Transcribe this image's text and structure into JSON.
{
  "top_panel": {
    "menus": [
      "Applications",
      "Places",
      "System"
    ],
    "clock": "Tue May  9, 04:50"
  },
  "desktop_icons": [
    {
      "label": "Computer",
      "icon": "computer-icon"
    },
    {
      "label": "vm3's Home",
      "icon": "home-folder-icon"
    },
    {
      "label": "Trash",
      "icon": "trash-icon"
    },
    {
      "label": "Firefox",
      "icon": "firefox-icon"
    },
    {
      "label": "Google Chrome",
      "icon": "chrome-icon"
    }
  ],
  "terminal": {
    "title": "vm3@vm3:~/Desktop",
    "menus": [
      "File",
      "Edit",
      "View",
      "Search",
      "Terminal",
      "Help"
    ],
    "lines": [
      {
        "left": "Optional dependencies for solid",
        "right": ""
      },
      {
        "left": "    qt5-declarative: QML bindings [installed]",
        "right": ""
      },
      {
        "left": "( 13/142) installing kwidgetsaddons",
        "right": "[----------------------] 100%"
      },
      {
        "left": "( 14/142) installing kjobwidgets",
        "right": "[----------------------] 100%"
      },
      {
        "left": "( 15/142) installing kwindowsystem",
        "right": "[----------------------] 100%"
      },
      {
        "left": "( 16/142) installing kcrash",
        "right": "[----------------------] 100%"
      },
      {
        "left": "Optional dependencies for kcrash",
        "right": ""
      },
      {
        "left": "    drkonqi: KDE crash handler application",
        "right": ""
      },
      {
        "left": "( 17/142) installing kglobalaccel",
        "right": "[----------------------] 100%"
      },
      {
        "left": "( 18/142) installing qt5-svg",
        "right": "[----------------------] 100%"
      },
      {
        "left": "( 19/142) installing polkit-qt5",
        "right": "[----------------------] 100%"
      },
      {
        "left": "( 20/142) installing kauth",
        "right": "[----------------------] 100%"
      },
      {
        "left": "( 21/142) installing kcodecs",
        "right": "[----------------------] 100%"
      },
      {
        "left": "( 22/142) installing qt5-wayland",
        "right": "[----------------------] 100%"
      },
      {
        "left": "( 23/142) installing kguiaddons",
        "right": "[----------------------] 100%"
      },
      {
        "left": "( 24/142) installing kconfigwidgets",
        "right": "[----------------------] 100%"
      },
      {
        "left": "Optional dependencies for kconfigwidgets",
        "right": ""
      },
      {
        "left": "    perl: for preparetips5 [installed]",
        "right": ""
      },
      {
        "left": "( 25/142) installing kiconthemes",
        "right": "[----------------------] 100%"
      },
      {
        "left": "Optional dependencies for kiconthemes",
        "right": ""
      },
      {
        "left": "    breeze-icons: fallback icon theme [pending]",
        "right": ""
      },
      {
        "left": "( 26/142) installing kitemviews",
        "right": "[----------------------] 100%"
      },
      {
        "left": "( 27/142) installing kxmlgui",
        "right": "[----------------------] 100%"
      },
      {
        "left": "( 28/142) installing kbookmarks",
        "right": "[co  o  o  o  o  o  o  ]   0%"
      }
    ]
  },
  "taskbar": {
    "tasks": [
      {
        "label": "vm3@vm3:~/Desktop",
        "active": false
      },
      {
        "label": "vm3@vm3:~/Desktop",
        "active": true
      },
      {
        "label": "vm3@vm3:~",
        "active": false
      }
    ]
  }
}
===
Filter the entries and copy out every line with the word "label".

      "label": "Computer",
      "label": "vm3's Home",
      "label": "Trash",
      "label": "Firefox",
      "label": "Google Chrome",
        "label": "vm3@vm3:~/Desktop",
        "label": "vm3@vm3:~/Desktop",
        "label": "vm3@vm3:~",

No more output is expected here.